[Saved entries]
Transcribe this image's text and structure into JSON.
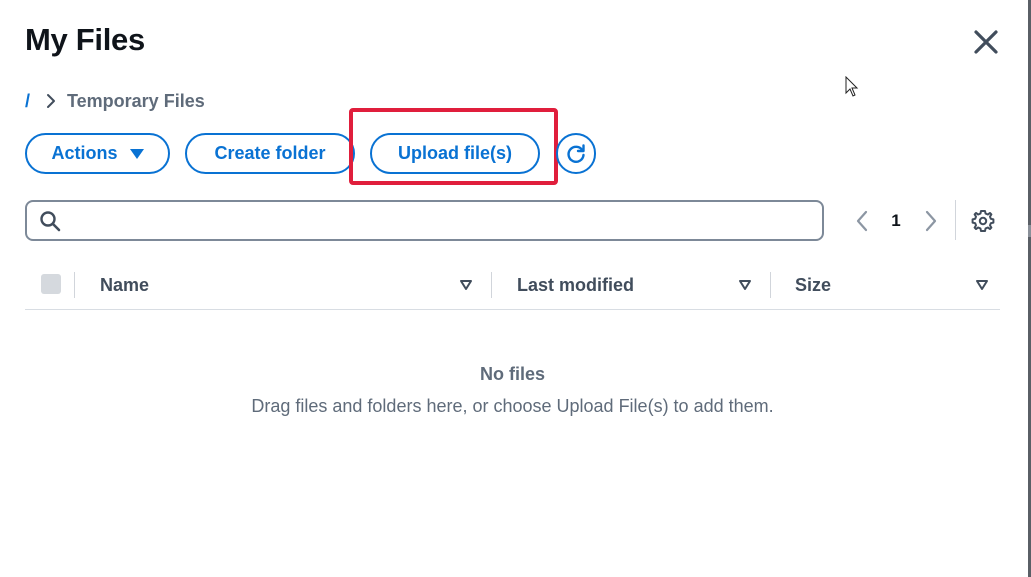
{
  "header": {
    "title": "My Files"
  },
  "breadcrumb": {
    "root": "/",
    "current": "Temporary Files"
  },
  "toolbar": {
    "actions_label": "Actions",
    "create_folder_label": "Create folder",
    "upload_label": "Upload file(s)"
  },
  "search": {
    "placeholder": "",
    "value": ""
  },
  "pagination": {
    "current_page": "1"
  },
  "table": {
    "columns": [
      "Name",
      "Last modified",
      "Size"
    ]
  },
  "empty_state": {
    "title": "No files",
    "description": "Drag files and folders here, or choose Upload File(s) to add them."
  },
  "icons": {
    "close": "close-icon",
    "breadcrumb_sep": "chevron-right-icon",
    "actions_caret": "caret-down-icon",
    "refresh": "refresh-icon",
    "search": "search-icon",
    "prev": "chevron-left-icon",
    "next": "chevron-right-icon",
    "settings": "gear-icon",
    "sort": "sort-down-icon"
  },
  "colors": {
    "accent": "#0972d3",
    "highlight": "#e01e3c",
    "text_primary": "#0f141a",
    "text_secondary": "#5f6b7a"
  }
}
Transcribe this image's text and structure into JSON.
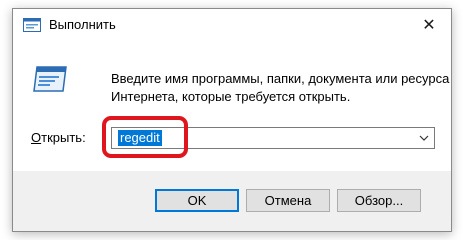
{
  "window": {
    "title": "Выполнить",
    "close_symbol": "✕",
    "icon": "run-icon"
  },
  "body": {
    "description_line1": "Введите имя программы, папки, документа или ресурса",
    "description_line2": "Интернета, которые требуется открыть.",
    "open_label_accel": "О",
    "open_label_rest": "ткрыть:",
    "input_value": "regedit"
  },
  "buttons": {
    "ok": "OK",
    "cancel": "Отмена",
    "browse": "Обзор..."
  },
  "colors": {
    "accent": "#0078d7",
    "highlight": "#e0161e",
    "footer": "#f0f0f0"
  }
}
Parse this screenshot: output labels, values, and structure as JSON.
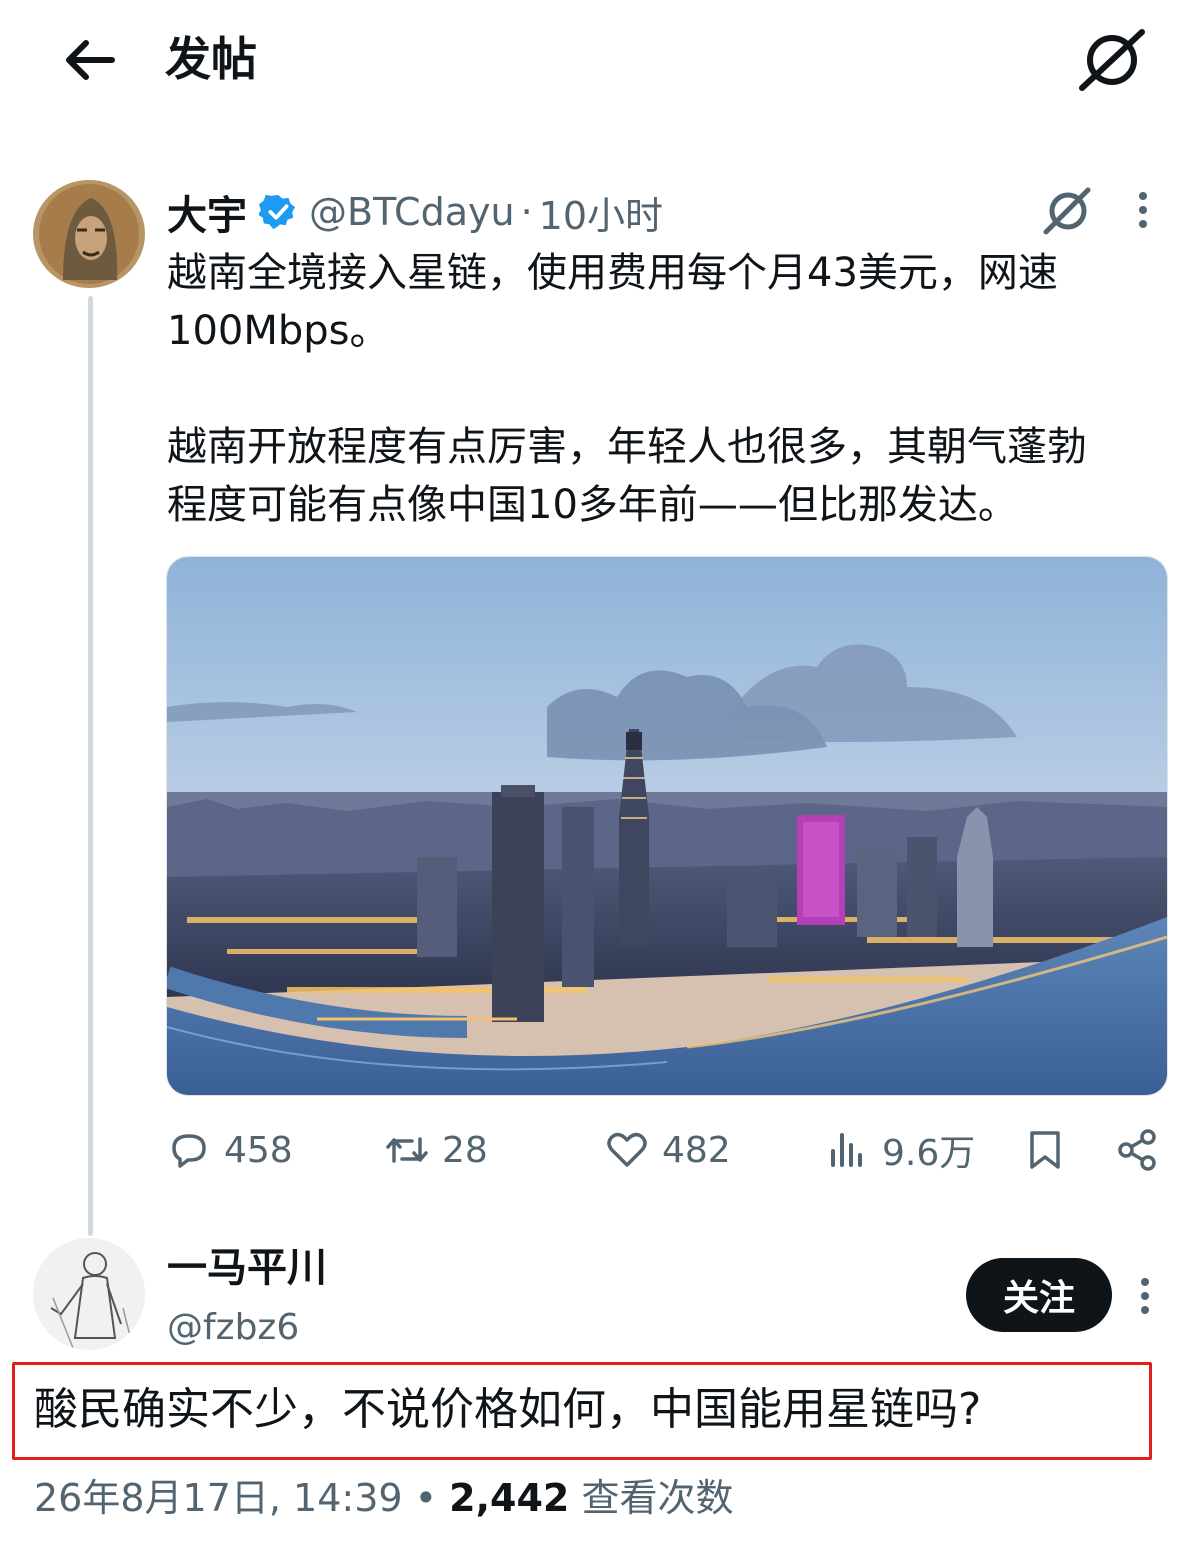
{
  "header": {
    "title": "发帖"
  },
  "tweet": {
    "name": "大宇",
    "handle": "@BTCdayu",
    "separator": "·",
    "time": "10小时",
    "text_lines": [
      "越南全境接入星链，使用费用每个月43美元，网速",
      "100Mbps。",
      "越南开放程度有点厉害，年轻人也很多，其朝气蓬勃",
      "程度可能有点像中国10多年前——但比那发达。"
    ],
    "actions": {
      "replies": "458",
      "retweets": "28",
      "likes": "482",
      "views": "9.6万"
    }
  },
  "reply": {
    "name": "一马平川",
    "handle": "@fzbz6",
    "follow_label": "关注",
    "text": "酸民确实不少，不说价格如何，中国能用星链吗?",
    "date": "26年8月17日, 14:39",
    "dot": "•",
    "view_count": "2,442",
    "view_label": "查看次数"
  },
  "colors": {
    "text": "#0f1419",
    "secondary": "#536471",
    "verified": "#1d9bf0",
    "highlight_border": "#e0201b",
    "thread_line": "#cfd9de",
    "follow_bg": "#0f1419"
  },
  "icons": [
    "back-arrow-icon",
    "grok-icon",
    "verified-badge-icon",
    "more-icon",
    "reply-icon",
    "retweet-icon",
    "like-icon",
    "views-icon",
    "bookmark-icon",
    "share-icon"
  ]
}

## Given problem
Pull out every line of the records above that contains the word "right".

## Answer to the exercise
    "breadcrumb_sep": "chevron-right-icon",
    "next": "chevron-right-icon",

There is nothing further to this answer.